Collected data:
--*--

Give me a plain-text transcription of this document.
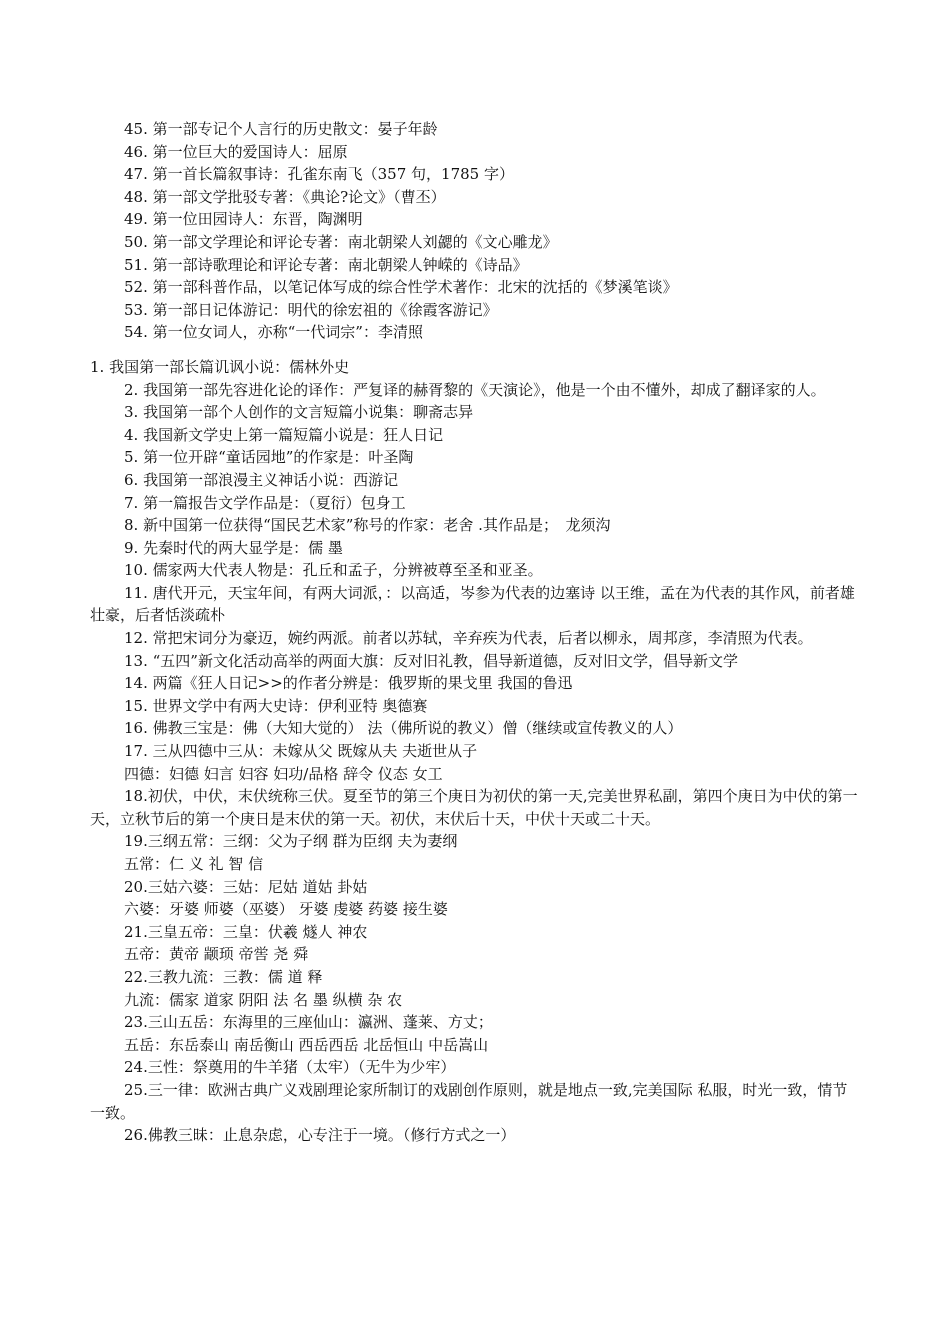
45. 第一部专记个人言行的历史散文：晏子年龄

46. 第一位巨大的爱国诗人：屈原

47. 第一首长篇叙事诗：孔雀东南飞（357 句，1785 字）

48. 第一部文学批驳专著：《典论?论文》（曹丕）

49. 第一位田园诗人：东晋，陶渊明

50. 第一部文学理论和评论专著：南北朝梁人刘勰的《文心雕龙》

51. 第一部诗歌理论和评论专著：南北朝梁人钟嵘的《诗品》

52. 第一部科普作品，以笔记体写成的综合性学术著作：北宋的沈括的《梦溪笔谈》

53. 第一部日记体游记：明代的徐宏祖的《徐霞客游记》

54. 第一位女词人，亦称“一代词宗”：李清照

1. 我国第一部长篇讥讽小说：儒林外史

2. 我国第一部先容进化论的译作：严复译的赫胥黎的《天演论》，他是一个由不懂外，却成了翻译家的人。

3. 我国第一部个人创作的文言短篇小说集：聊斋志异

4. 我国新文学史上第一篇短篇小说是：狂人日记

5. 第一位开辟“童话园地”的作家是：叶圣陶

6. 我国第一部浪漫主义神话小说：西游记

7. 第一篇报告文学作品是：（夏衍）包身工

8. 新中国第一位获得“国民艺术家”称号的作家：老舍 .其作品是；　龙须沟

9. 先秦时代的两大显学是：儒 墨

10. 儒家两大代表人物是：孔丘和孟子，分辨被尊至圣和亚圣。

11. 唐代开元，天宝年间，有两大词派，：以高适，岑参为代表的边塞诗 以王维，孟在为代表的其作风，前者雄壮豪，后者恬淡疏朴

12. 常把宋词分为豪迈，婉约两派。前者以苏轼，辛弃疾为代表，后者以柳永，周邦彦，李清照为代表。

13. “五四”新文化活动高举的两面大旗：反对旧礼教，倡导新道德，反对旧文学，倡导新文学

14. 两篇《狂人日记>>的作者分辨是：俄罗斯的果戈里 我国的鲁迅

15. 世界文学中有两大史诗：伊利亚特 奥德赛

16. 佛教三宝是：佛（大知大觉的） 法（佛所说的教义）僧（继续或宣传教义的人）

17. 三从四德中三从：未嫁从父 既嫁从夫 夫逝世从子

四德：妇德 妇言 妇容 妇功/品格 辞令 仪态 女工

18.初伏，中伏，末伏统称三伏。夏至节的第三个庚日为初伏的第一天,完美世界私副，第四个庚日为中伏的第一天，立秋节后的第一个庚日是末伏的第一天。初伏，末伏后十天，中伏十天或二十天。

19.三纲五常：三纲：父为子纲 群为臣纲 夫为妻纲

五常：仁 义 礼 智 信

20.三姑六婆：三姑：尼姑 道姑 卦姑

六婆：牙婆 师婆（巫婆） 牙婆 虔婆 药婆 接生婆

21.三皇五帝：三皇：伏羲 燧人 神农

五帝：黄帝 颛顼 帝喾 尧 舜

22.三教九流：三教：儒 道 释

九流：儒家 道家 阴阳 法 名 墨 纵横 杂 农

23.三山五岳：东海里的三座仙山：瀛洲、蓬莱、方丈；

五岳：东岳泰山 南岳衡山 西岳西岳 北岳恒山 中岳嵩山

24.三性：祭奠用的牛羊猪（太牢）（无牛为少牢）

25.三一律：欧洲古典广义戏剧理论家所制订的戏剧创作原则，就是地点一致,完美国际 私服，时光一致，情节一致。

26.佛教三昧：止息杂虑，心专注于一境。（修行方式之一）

--*--

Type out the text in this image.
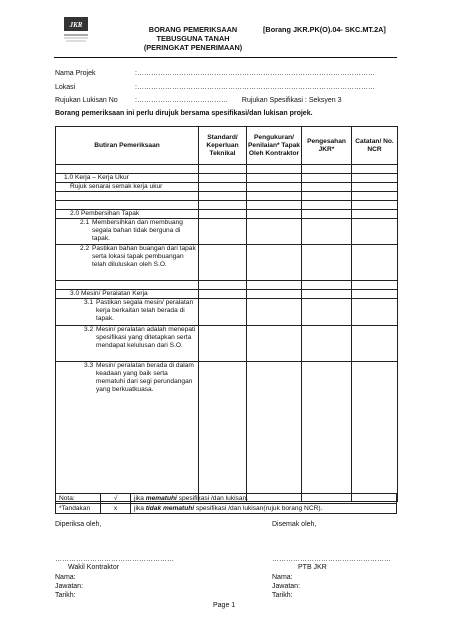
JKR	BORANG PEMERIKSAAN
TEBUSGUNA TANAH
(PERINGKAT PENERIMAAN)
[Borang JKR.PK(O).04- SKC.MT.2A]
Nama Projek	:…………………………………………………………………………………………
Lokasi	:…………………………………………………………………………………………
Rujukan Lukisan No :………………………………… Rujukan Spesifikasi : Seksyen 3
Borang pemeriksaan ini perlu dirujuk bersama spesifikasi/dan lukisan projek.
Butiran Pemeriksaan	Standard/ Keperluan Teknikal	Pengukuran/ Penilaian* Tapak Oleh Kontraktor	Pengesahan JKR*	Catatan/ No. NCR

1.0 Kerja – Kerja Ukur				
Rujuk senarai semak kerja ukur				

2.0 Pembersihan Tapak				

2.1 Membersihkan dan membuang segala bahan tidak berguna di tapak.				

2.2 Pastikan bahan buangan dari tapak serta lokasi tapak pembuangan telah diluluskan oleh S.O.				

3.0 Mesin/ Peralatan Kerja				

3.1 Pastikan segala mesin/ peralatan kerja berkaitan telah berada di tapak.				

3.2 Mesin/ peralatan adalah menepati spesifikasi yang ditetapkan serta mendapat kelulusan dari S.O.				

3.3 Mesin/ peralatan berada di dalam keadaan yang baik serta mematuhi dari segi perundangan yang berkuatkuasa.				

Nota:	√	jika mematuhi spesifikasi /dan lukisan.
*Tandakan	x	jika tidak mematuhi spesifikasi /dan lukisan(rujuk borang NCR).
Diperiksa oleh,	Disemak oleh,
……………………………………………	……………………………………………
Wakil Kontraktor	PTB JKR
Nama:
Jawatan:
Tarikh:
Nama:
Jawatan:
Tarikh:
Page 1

--*--

» Task prompt: Some lines of the data above may hold the word "狂人日记"; report how many do, and nothing else.

» Solution to this problem: 2